→ **Problem to work on**:
Collect each line containing "JSON".

→ **Data shown**:
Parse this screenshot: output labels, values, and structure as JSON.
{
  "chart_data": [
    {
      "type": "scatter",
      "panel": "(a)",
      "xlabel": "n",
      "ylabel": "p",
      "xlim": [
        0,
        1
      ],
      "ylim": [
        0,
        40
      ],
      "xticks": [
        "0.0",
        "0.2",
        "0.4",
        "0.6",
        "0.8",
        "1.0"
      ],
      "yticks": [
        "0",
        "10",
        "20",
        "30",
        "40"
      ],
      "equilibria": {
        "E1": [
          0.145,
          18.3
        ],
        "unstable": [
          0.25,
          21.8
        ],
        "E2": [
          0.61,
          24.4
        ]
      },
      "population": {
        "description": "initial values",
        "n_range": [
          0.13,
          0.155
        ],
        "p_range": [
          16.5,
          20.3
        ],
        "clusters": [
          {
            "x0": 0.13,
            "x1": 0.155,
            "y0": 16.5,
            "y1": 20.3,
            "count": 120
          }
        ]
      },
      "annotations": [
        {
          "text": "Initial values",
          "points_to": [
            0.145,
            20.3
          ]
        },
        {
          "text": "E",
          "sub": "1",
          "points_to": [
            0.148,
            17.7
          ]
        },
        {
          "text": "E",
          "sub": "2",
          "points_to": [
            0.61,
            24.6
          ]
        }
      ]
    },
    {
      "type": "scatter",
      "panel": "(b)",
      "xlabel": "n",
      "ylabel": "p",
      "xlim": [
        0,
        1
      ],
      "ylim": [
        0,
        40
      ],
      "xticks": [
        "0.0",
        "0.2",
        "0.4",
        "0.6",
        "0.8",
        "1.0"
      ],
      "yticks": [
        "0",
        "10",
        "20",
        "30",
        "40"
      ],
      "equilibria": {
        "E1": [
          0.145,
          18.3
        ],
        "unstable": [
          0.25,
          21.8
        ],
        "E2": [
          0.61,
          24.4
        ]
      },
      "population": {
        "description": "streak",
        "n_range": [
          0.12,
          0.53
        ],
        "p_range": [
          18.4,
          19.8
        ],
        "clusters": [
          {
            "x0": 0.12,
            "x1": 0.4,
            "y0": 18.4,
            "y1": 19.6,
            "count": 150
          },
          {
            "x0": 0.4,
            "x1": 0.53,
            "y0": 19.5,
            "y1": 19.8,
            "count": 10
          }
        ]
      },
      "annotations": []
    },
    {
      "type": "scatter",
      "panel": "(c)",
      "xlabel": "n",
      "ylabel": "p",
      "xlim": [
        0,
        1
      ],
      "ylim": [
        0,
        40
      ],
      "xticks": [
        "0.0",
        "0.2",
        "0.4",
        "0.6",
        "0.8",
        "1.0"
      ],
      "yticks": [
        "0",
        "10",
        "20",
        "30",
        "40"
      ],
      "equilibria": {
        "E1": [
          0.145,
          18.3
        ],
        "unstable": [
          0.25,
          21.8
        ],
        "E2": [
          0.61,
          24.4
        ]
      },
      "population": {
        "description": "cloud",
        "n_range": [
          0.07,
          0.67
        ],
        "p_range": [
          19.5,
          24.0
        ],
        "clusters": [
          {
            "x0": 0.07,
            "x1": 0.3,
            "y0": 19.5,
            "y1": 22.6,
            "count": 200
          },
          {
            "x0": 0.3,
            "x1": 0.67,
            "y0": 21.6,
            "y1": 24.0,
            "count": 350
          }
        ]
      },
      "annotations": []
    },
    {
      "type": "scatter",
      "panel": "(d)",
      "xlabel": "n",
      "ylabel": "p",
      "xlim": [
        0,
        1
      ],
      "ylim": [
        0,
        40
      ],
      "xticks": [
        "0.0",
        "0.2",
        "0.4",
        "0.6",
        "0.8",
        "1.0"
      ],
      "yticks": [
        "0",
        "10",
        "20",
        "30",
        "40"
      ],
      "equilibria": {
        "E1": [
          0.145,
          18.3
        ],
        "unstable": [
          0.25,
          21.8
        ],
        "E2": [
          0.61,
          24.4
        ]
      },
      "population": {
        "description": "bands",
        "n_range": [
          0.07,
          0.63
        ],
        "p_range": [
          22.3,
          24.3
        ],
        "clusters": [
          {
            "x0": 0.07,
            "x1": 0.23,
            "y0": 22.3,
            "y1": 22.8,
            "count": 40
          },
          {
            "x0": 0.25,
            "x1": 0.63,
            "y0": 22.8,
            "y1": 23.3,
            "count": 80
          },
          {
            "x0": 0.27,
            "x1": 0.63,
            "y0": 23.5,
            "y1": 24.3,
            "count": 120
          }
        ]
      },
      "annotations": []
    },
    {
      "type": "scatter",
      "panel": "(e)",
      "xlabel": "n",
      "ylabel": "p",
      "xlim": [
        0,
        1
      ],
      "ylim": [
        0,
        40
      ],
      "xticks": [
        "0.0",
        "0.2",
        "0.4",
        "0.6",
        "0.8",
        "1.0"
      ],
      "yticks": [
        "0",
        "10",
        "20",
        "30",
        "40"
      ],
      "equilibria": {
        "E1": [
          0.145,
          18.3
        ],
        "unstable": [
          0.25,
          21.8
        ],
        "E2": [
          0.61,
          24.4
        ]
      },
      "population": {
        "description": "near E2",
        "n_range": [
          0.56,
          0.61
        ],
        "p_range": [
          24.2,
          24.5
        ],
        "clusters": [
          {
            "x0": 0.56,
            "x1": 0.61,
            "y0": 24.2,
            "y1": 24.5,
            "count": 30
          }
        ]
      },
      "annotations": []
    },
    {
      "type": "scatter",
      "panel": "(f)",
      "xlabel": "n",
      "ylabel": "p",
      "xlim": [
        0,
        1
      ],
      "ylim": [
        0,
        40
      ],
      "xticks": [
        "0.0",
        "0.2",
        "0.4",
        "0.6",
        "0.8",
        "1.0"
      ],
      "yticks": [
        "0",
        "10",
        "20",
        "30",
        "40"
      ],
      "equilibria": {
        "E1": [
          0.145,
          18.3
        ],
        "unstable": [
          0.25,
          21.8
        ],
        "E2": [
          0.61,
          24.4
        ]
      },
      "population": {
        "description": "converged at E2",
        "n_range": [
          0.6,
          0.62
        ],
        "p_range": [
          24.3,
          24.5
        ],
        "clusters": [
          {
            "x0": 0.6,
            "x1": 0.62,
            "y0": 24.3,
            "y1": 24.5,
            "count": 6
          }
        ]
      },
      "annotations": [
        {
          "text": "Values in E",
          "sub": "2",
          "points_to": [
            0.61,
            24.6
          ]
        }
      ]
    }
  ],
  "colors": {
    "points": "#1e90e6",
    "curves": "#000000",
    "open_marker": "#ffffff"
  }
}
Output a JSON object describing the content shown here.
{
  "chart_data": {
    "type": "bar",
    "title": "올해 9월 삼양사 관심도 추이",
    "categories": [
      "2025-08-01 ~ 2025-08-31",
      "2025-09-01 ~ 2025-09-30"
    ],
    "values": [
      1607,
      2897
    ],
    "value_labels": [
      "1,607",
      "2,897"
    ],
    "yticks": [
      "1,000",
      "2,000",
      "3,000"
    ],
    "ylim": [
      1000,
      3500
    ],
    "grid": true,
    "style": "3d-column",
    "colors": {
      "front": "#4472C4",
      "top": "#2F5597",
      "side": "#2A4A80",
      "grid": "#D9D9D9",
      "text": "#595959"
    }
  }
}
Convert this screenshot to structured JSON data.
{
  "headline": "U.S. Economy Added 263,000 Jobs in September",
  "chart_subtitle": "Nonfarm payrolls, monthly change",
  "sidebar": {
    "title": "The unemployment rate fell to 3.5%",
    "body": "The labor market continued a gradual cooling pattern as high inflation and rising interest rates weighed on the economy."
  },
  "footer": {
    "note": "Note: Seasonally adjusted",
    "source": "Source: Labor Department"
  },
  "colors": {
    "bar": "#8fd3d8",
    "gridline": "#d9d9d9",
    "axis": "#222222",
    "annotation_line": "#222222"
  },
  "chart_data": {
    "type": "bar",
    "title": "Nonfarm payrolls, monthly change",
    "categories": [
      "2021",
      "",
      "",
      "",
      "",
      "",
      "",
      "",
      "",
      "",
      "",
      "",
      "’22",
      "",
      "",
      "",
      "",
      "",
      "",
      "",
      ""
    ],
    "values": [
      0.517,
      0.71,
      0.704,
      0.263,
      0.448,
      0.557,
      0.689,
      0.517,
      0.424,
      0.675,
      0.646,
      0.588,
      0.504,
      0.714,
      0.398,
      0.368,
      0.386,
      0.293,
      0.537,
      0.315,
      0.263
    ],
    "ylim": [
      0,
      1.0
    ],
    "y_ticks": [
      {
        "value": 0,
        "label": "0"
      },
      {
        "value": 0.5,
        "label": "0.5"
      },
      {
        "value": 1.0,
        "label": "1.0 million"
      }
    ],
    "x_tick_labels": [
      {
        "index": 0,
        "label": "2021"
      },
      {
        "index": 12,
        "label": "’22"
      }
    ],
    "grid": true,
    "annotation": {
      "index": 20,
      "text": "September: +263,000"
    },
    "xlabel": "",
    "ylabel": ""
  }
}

→ **Solution for this exercise**:
Parse this screenshot: output labels, values, and structure as JSON.
Output a JSON object describing the content shown here.
Convert this screenshot to structured JSON data.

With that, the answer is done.